Entries with figure data:
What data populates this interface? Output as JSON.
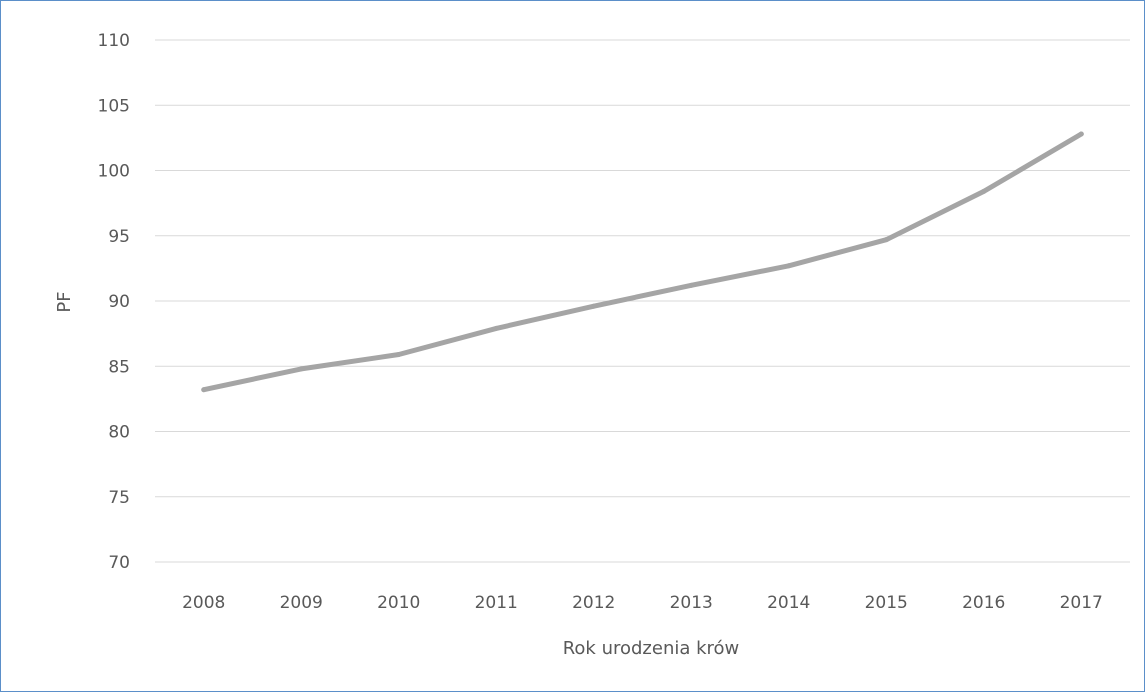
{
  "chart_data": {
    "type": "line",
    "title": "",
    "xlabel": "Rok urodzenia krów",
    "ylabel": "PF",
    "categories": [
      "2008",
      "2009",
      "2010",
      "2011",
      "2012",
      "2013",
      "2014",
      "2015",
      "2016",
      "2017"
    ],
    "series": [
      {
        "values": [
          83.2,
          84.8,
          85.9,
          87.9,
          89.6,
          91.2,
          92.7,
          94.7,
          98.4,
          102.8
        ]
      }
    ],
    "ylim": [
      70,
      110
    ],
    "yticks": [
      "70",
      "75",
      "80",
      "85",
      "90",
      "95",
      "100",
      "105",
      "110"
    ],
    "grid": true,
    "legend": "none",
    "colors": {
      "series": "#a5a5a5",
      "grid": "#d9d9d9",
      "text": "#595959",
      "frame": "#5b8fc9"
    }
  }
}
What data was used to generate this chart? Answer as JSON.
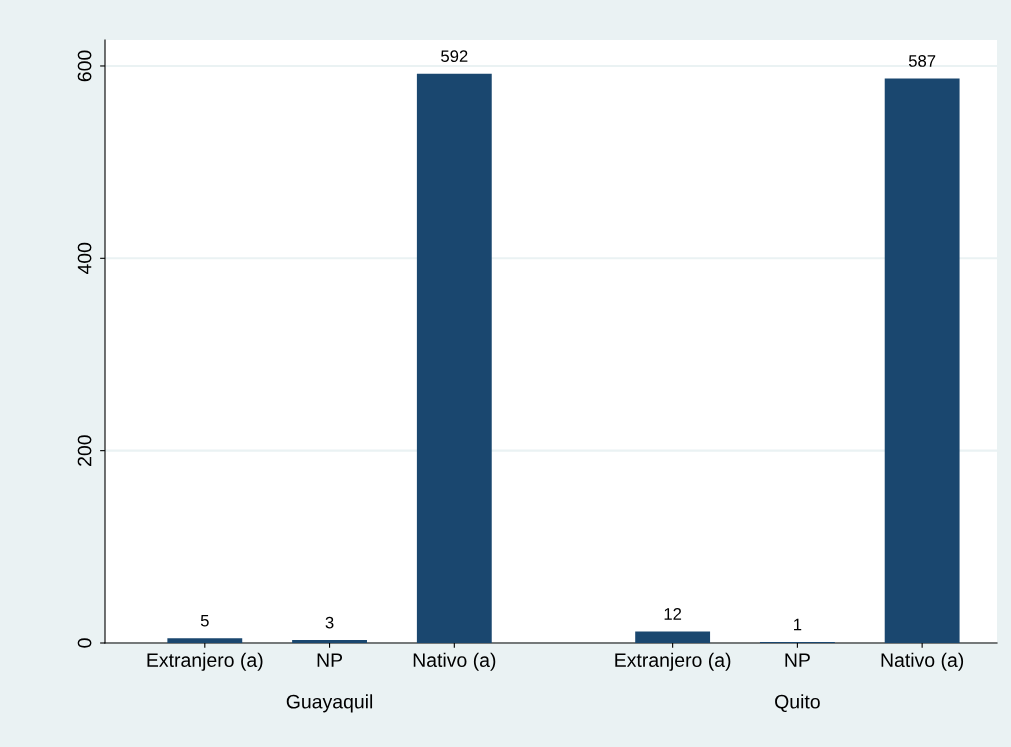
{
  "chart_data": {
    "type": "bar",
    "categories": [
      "Extranjero (a)",
      "NP",
      "Nativo (a)",
      "Extranjero (a)",
      "NP",
      "Nativo (a)"
    ],
    "values": [
      5,
      3,
      592,
      12,
      1,
      587
    ],
    "color": "#1a476f",
    "annotations": [
      "Guayaquil",
      "Quito"
    ],
    "ylim": [
      0,
      627
    ],
    "yticks": [
      0,
      200,
      400,
      600
    ],
    "grid": "y",
    "data_labels": true
  }
}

■ Task
Copy out each line word for word, please, skipping the images.

■ The answer
What data populates this interface? Output as JSON.
{
  "chart_data": {
    "type": "line",
    "title": "",
    "xlabel": "Rok urodzenia krów",
    "ylabel": "PF",
    "categories": [
      "2008",
      "2009",
      "2010",
      "2011",
      "2012",
      "2013",
      "2014",
      "2015",
      "2016",
      "2017"
    ],
    "series": [
      {
        "values": [
          83.2,
          84.8,
          85.9,
          87.9,
          89.6,
          91.2,
          92.7,
          94.7,
          98.4,
          102.8
        ]
      }
    ],
    "ylim": [
      70,
      110
    ],
    "yticks": [
      "70",
      "75",
      "80",
      "85",
      "90",
      "95",
      "100",
      "105",
      "110"
    ],
    "grid": true,
    "legend": "none",
    "colors": {
      "series": "#a5a5a5",
      "grid": "#d9d9d9",
      "text": "#595959",
      "frame": "#5b8fc9"
    }
  }
}
What data was used to generate this chart? Answer as JSON.
{
  "chart_data": {
    "type": "bar",
    "categories": [
      "Extranjero (a)",
      "NP",
      "Nativo (a)",
      "Extranjero (a)",
      "NP",
      "Nativo (a)"
    ],
    "values": [
      5,
      3,
      592,
      12,
      1,
      587
    ],
    "color": "#1a476f",
    "annotations": [
      "Guayaquil",
      "Quito"
    ],
    "ylim": [
      0,
      627
    ],
    "yticks": [
      0,
      200,
      400,
      600
    ],
    "grid": "y",
    "data_labels": true
  }
}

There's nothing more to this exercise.